Stored items:
....
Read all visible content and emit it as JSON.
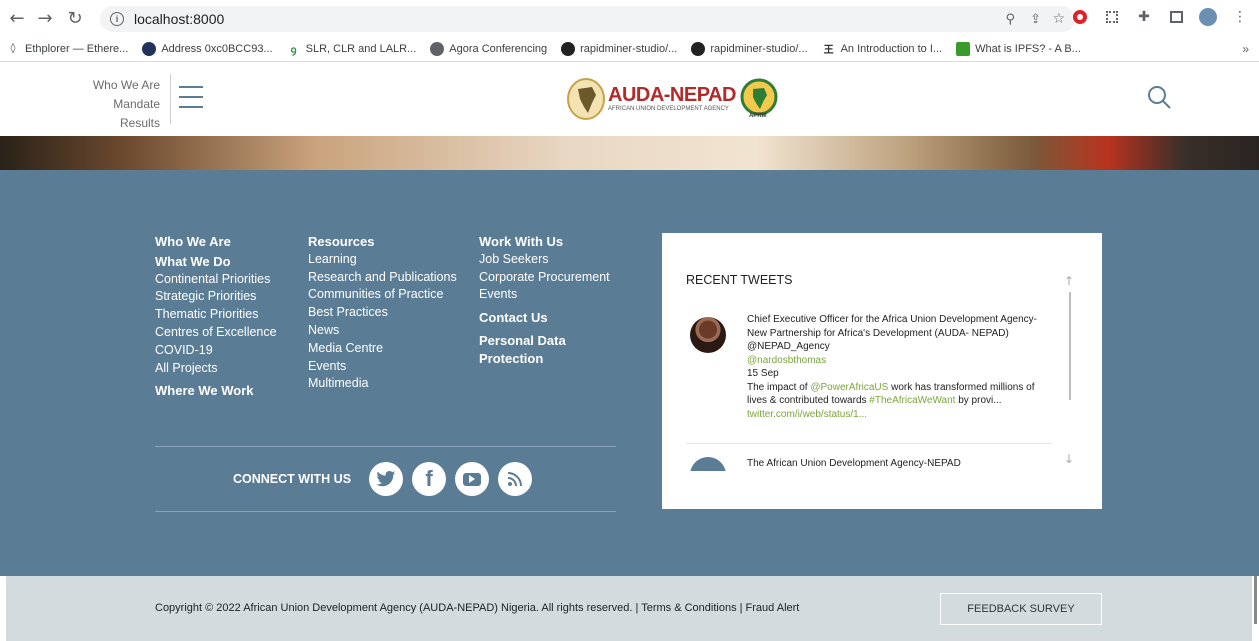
{
  "browser": {
    "url": "localhost:8000",
    "bookmarks": [
      "Ethplorer — Ethere...",
      "Address 0xc0BCC93...",
      "SLR, CLR and LALR...",
      "Agora Conferencing",
      "rapidminer-studio/...",
      "rapidminer-studio/...",
      "An Introduction to I...",
      "What is IPFS? - A B..."
    ],
    "overflow": "»"
  },
  "header": {
    "menu_items": [
      "Who We Are",
      "Mandate",
      "Results"
    ],
    "logo_text": "AUDA-NEPAD",
    "logo_subtext": "AFRICAN UNION DEVELOPMENT AGENCY",
    "aprm_text": "APRM"
  },
  "footer": {
    "col1": {
      "head1": "Who We Are",
      "head2": "What We Do",
      "links": [
        "Continental Priorities",
        "Strategic Priorities",
        "Thematic Priorities",
        "Centres of Excellence",
        "COVID-19",
        "All Projects"
      ],
      "head3": "Where We Work"
    },
    "col2": {
      "head": "Resources",
      "links": [
        "Learning",
        "Research and Publications",
        "Communities of Practice",
        "Best Practices",
        "News",
        "Media Centre",
        "Events",
        "Multimedia"
      ]
    },
    "col3": {
      "head": "Work With Us",
      "links": [
        "Job Seekers",
        "Corporate Procurement",
        "Events"
      ],
      "contact": "Contact Us",
      "personal1": "Personal Data",
      "personal2": "Protection"
    },
    "connect_label": "CONNECT WITH US",
    "tweets": {
      "title": "RECENT TWEETS",
      "tweet1": {
        "author": "Chief Executive Officer for the Africa Union Development Agency- New Partnership for Africa's Development (AUDA- NEPAD) @NEPAD_Agency",
        "handle": "@nardosbthomas",
        "date": "15 Sep",
        "text_pre": "The impact of ",
        "mention": "@PowerAfricaUS",
        "text_mid": " work has transformed millions of lives & contributed towards ",
        "hashtag": "#TheAfricaWeWant",
        "text_post": " by provi...",
        "link": "twitter.com/i/web/status/1..."
      },
      "tweet2_author": "The African Union Development Agency-NEPAD"
    }
  },
  "bottom": {
    "copyright": "Copyright © 2022 African Union Development Agency (AUDA-NEPAD) Nigeria. All rights reserved. | Terms & Conditions | Fraud Alert",
    "feedback": "FEEDBACK SURVEY"
  }
}
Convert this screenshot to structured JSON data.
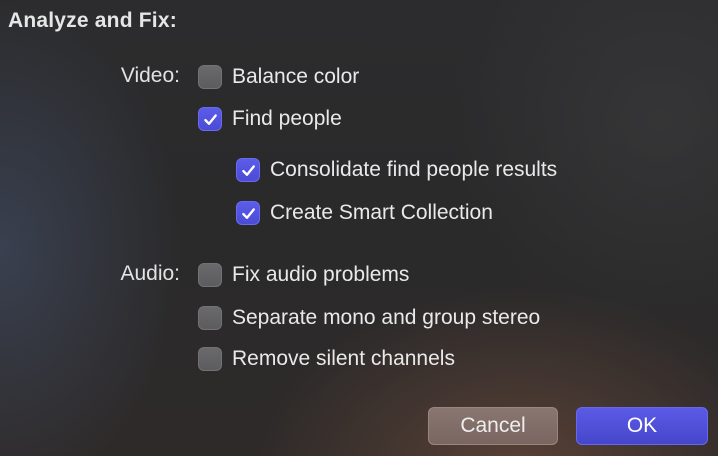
{
  "dialog": {
    "title": "Analyze and Fix:"
  },
  "video": {
    "label": "Video:",
    "options": [
      {
        "label": "Balance color",
        "checked": false
      },
      {
        "label": "Find people",
        "checked": true
      },
      {
        "label": "Consolidate find people results",
        "checked": true
      },
      {
        "label": "Create Smart Collection",
        "checked": true
      }
    ]
  },
  "audio": {
    "label": "Audio:",
    "options": [
      {
        "label": "Fix audio problems",
        "checked": false
      },
      {
        "label": "Separate mono and group stereo",
        "checked": false
      },
      {
        "label": "Remove silent channels",
        "checked": false
      }
    ]
  },
  "buttons": {
    "cancel": "Cancel",
    "ok": "OK"
  },
  "colors": {
    "accent": "#5252dc",
    "checkbox_off": "#636365",
    "cancel_button": "#826e69",
    "text": "#e8e8e8"
  },
  "icons": {
    "checkmark": "checkmark-icon"
  }
}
....
WHAT TO DO »
Without including the pictures, return each record above exactly as it stands.

WORKED ANSWER »
Read all visible content and emit it as JSON.
{
  "browser": {
    "url": "localhost:8000",
    "bookmarks": [
      "Ethplorer — Ethere...",
      "Address 0xc0BCC93...",
      "SLR, CLR and LALR...",
      "Agora Conferencing",
      "rapidminer-studio/...",
      "rapidminer-studio/...",
      "An Introduction to I...",
      "What is IPFS? - A B..."
    ],
    "overflow": "»"
  },
  "header": {
    "menu_items": [
      "Who We Are",
      "Mandate",
      "Results"
    ],
    "logo_text": "AUDA-NEPAD",
    "logo_subtext": "AFRICAN UNION DEVELOPMENT AGENCY",
    "aprm_text": "APRM"
  },
  "footer": {
    "col1": {
      "head1": "Who We Are",
      "head2": "What We Do",
      "links": [
        "Continental Priorities",
        "Strategic Priorities",
        "Thematic Priorities",
        "Centres of Excellence",
        "COVID-19",
        "All Projects"
      ],
      "head3": "Where We Work"
    },
    "col2": {
      "head": "Resources",
      "links": [
        "Learning",
        "Research and Publications",
        "Communities of Practice",
        "Best Practices",
        "News",
        "Media Centre",
        "Events",
        "Multimedia"
      ]
    },
    "col3": {
      "head": "Work With Us",
      "links": [
        "Job Seekers",
        "Corporate Procurement",
        "Events"
      ],
      "contact": "Contact Us",
      "personal1": "Personal Data",
      "personal2": "Protection"
    },
    "connect_label": "CONNECT WITH US",
    "tweets": {
      "title": "RECENT TWEETS",
      "tweet1": {
        "author": "Chief Executive Officer for the Africa Union Development Agency- New Partnership for Africa's Development (AUDA- NEPAD) @NEPAD_Agency",
        "handle": "@nardosbthomas",
        "date": "15 Sep",
        "text_pre": "The impact of ",
        "mention": "@PowerAfricaUS",
        "text_mid": " work has transformed millions of lives & contributed towards ",
        "hashtag": "#TheAfricaWeWant",
        "text_post": " by provi...",
        "link": "twitter.com/i/web/status/1..."
      },
      "tweet2_author": "The African Union Development Agency-NEPAD"
    }
  },
  "bottom": {
    "copyright": "Copyright © 2022 African Union Development Agency (AUDA-NEPAD) Nigeria. All rights reserved. | Terms & Conditions | Fraud Alert",
    "feedback": "FEEDBACK SURVEY"
  }
}
Convert this screenshot to structured JSON data.
{
  "dialog": {
    "title": "Analyze and Fix:"
  },
  "video": {
    "label": "Video:",
    "options": [
      {
        "label": "Balance color",
        "checked": false
      },
      {
        "label": "Find people",
        "checked": true
      },
      {
        "label": "Consolidate find people results",
        "checked": true
      },
      {
        "label": "Create Smart Collection",
        "checked": true
      }
    ]
  },
  "audio": {
    "label": "Audio:",
    "options": [
      {
        "label": "Fix audio problems",
        "checked": false
      },
      {
        "label": "Separate mono and group stereo",
        "checked": false
      },
      {
        "label": "Remove silent channels",
        "checked": false
      }
    ]
  },
  "buttons": {
    "cancel": "Cancel",
    "ok": "OK"
  },
  "colors": {
    "accent": "#5252dc",
    "checkbox_off": "#636365",
    "cancel_button": "#826e69",
    "text": "#e8e8e8"
  },
  "icons": {
    "checkmark": "checkmark-icon"
  }
}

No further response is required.